Instructions for the task:
The records below hold pictures; please leave those out and retype the rest exactly.

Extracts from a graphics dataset
··········

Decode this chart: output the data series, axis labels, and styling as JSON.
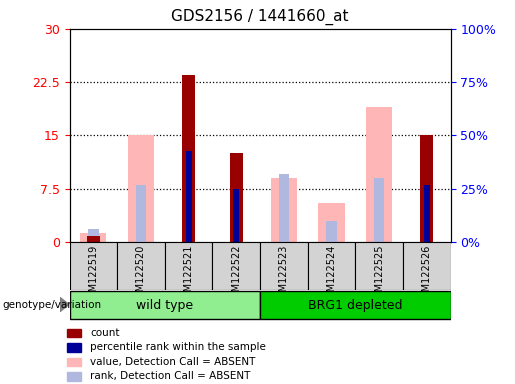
{
  "title": "GDS2156 / 1441660_at",
  "samples": [
    "GSM122519",
    "GSM122520",
    "GSM122521",
    "GSM122522",
    "GSM122523",
    "GSM122524",
    "GSM122525",
    "GSM122526"
  ],
  "count_values": [
    0.8,
    0.0,
    23.5,
    12.5,
    0.0,
    0.0,
    0.0,
    15.0
  ],
  "rank_values": [
    0.0,
    0.0,
    12.8,
    7.5,
    0.0,
    0.0,
    0.0,
    8.0
  ],
  "absent_value_values": [
    1.2,
    15.0,
    0.0,
    0.0,
    9.0,
    5.5,
    19.0,
    0.0
  ],
  "absent_rank_values": [
    1.8,
    8.0,
    0.0,
    0.0,
    9.5,
    3.0,
    9.0,
    0.0
  ],
  "ylim_left": [
    0,
    30
  ],
  "ylim_right": [
    0,
    100
  ],
  "yticks_left": [
    0,
    7.5,
    15,
    22.5,
    30
  ],
  "yticks_right": [
    0,
    25,
    50,
    75,
    100
  ],
  "ytick_labels_left": [
    "0",
    "7.5",
    "15",
    "22.5",
    "30"
  ],
  "ytick_labels_right": [
    "0%",
    "25%",
    "50%",
    "75%",
    "100%"
  ],
  "count_color": "#990000",
  "rank_color": "#000099",
  "absent_value_color": "#FFB6B6",
  "absent_rank_color": "#B0B8E0",
  "legend_items": [
    "count",
    "percentile rank within the sample",
    "value, Detection Call = ABSENT",
    "rank, Detection Call = ABSENT"
  ],
  "legend_colors": [
    "#990000",
    "#000099",
    "#FFB6B6",
    "#B0B8E0"
  ],
  "wt_color": "#90EE90",
  "brg_color": "#00CC00"
}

··········

Written reply:
Decode this chart: output the data series, axis labels, and styling as JSON.
{
  "title": "GDS2156 / 1441660_at",
  "samples": [
    "GSM122519",
    "GSM122520",
    "GSM122521",
    "GSM122522",
    "GSM122523",
    "GSM122524",
    "GSM122525",
    "GSM122526"
  ],
  "count_values": [
    0.8,
    0.0,
    23.5,
    12.5,
    0.0,
    0.0,
    0.0,
    15.0
  ],
  "rank_values": [
    0.0,
    0.0,
    12.8,
    7.5,
    0.0,
    0.0,
    0.0,
    8.0
  ],
  "absent_value_values": [
    1.2,
    15.0,
    0.0,
    0.0,
    9.0,
    5.5,
    19.0,
    0.0
  ],
  "absent_rank_values": [
    1.8,
    8.0,
    0.0,
    0.0,
    9.5,
    3.0,
    9.0,
    0.0
  ],
  "ylim_left": [
    0,
    30
  ],
  "ylim_right": [
    0,
    100
  ],
  "yticks_left": [
    0,
    7.5,
    15,
    22.5,
    30
  ],
  "yticks_right": [
    0,
    25,
    50,
    75,
    100
  ],
  "ytick_labels_left": [
    "0",
    "7.5",
    "15",
    "22.5",
    "30"
  ],
  "ytick_labels_right": [
    "0%",
    "25%",
    "50%",
    "75%",
    "100%"
  ],
  "count_color": "#990000",
  "rank_color": "#000099",
  "absent_value_color": "#FFB6B6",
  "absent_rank_color": "#B0B8E0",
  "legend_items": [
    "count",
    "percentile rank within the sample",
    "value, Detection Call = ABSENT",
    "rank, Detection Call = ABSENT"
  ],
  "legend_colors": [
    "#990000",
    "#000099",
    "#FFB6B6",
    "#B0B8E0"
  ],
  "wt_color": "#90EE90",
  "brg_color": "#00CC00"
}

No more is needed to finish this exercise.